**GIVEN EXERCISE:** Reproduce every entry in the listing without alteration.

**THE DATA:**
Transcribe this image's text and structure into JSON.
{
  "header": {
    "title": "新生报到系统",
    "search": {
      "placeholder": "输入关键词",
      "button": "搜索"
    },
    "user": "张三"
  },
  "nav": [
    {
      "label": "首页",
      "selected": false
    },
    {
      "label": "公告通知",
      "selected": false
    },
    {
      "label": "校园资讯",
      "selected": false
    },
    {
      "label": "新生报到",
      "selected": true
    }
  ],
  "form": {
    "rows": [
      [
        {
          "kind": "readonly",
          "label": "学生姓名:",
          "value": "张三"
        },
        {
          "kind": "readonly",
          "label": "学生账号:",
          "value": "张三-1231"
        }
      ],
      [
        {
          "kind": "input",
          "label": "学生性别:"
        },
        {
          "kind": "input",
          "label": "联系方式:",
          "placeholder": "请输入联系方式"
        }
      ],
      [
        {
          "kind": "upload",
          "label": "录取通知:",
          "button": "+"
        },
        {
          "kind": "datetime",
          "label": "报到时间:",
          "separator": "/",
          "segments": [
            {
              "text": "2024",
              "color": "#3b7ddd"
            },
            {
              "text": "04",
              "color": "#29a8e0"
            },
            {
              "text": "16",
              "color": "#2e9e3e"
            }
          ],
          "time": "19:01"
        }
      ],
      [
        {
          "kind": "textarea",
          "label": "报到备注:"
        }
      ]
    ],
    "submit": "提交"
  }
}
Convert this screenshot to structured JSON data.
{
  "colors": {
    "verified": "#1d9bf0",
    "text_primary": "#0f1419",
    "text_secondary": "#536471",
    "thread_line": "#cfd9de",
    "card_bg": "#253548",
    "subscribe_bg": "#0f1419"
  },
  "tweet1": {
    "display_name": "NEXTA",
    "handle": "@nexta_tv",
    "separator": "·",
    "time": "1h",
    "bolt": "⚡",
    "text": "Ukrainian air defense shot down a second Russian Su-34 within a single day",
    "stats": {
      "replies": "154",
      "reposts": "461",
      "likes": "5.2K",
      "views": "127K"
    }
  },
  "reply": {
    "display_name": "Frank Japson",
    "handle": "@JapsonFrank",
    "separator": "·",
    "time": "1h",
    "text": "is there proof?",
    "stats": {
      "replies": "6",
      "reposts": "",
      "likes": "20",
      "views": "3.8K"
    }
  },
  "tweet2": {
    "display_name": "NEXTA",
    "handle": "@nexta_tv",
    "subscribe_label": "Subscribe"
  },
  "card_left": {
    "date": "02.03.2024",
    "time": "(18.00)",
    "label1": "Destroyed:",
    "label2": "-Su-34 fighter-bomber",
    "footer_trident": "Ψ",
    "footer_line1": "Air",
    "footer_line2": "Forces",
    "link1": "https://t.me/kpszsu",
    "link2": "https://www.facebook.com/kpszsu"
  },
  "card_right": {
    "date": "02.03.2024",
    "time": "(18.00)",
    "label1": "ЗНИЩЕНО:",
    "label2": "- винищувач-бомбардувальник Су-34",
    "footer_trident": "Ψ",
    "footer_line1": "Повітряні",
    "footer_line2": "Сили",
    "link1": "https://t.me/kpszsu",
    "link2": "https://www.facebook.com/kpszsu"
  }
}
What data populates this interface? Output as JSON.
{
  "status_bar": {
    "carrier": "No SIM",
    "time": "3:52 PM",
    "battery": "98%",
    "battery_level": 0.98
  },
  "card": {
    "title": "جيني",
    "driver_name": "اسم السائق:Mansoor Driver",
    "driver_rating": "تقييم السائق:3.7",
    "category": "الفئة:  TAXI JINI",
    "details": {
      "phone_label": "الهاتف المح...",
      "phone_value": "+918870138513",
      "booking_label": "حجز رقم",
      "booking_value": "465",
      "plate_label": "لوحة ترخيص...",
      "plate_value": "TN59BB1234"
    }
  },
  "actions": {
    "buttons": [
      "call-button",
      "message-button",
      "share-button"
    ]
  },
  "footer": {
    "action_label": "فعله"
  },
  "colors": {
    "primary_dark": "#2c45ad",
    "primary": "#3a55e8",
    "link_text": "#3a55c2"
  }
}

**ANSWER TO THE TASK:**
Transcribe this image's text and structure into JSON.
{
  "header": {
    "title": "新生报到系统",
    "search": {
      "placeholder": "输入关键词",
      "button": "搜索"
    },
    "user": "张三"
  },
  "nav": [
    {
      "label": "首页",
      "selected": false
    },
    {
      "label": "公告通知",
      "selected": false
    },
    {
      "label": "校园资讯",
      "selected": false
    },
    {
      "label": "新生报到",
      "selected": true
    }
  ],
  "form": {
    "rows": [
      [
        {
          "kind": "readonly",
          "label": "学生姓名:",
          "value": "张三"
        },
        {
          "kind": "readonly",
          "label": "学生账号:",
          "value": "张三-1231"
        }
      ],
      [
        {
          "kind": "input",
          "label": "学生性别:"
        },
        {
          "kind": "input",
          "label": "联系方式:",
          "placeholder": "请输入联系方式"
        }
      ],
      [
        {
          "kind": "upload",
          "label": "录取通知:",
          "button": "+"
        },
        {
          "kind": "datetime",
          "label": "报到时间:",
          "separator": "/",
          "segments": [
            {
              "text": "2024",
              "color": "#3b7ddd"
            },
            {
              "text": "04",
              "color": "#29a8e0"
            },
            {
              "text": "16",
              "color": "#2e9e3e"
            }
          ],
          "time": "19:01"
        }
      ],
      [
        {
          "kind": "textarea",
          "label": "报到备注:"
        }
      ]
    ],
    "submit": "提交"
  }
}
Convert this screenshot to structured JSON data.
{
  "colors": {
    "verified": "#1d9bf0",
    "text_primary": "#0f1419",
    "text_secondary": "#536471",
    "thread_line": "#cfd9de",
    "card_bg": "#253548",
    "subscribe_bg": "#0f1419"
  },
  "tweet1": {
    "display_name": "NEXTA",
    "handle": "@nexta_tv",
    "separator": "·",
    "time": "1h",
    "bolt": "⚡",
    "text": "Ukrainian air defense shot down a second Russian Su-34 within a single day",
    "stats": {
      "replies": "154",
      "reposts": "461",
      "likes": "5.2K",
      "views": "127K"
    }
  },
  "reply": {
    "display_name": "Frank Japson",
    "handle": "@JapsonFrank",
    "separator": "·",
    "time": "1h",
    "text": "is there proof?",
    "stats": {
      "replies": "6",
      "reposts": "",
      "likes": "20",
      "views": "3.8K"
    }
  },
  "tweet2": {
    "display_name": "NEXTA",
    "handle": "@nexta_tv",
    "subscribe_label": "Subscribe"
  },
  "card_left": {
    "date": "02.03.2024",
    "time": "(18.00)",
    "label1": "Destroyed:",
    "label2": "-Su-34 fighter-bomber",
    "footer_trident": "Ψ",
    "footer_line1": "Air",
    "footer_line2": "Forces",
    "link1": "https://t.me/kpszsu",
    "link2": "https://www.facebook.com/kpszsu"
  },
  "card_right": {
    "date": "02.03.2024",
    "time": "(18.00)",
    "label1": "ЗНИЩЕНО:",
    "label2": "- винищувач-бомбардувальник Су-34",
    "footer_trident": "Ψ",
    "footer_line1": "Повітряні",
    "footer_line2": "Сили",
    "link1": "https://t.me/kpszsu",
    "link2": "https://www.facebook.com/kpszsu"
  }
}
What data populates this interface? Output as JSON.
{
  "status_bar": {
    "carrier": "No SIM",
    "time": "3:52 PM",
    "battery": "98%",
    "battery_level": 0.98
  },
  "card": {
    "title": "جيني",
    "driver_name": "اسم السائق:Mansoor Driver",
    "driver_rating": "تقييم السائق:3.7",
    "category": "الفئة:  TAXI JINI",
    "details": {
      "phone_label": "الهاتف المح...",
      "phone_value": "+918870138513",
      "booking_label": "حجز رقم",
      "booking_value": "465",
      "plate_label": "لوحة ترخيص...",
      "plate_value": "TN59BB1234"
    }
  },
  "actions": {
    "buttons": [
      "call-button",
      "message-button",
      "share-button"
    ]
  },
  "footer": {
    "action_label": "فعله"
  },
  "colors": {
    "primary_dark": "#2c45ad",
    "primary": "#3a55e8",
    "link_text": "#3a55c2"
  }
}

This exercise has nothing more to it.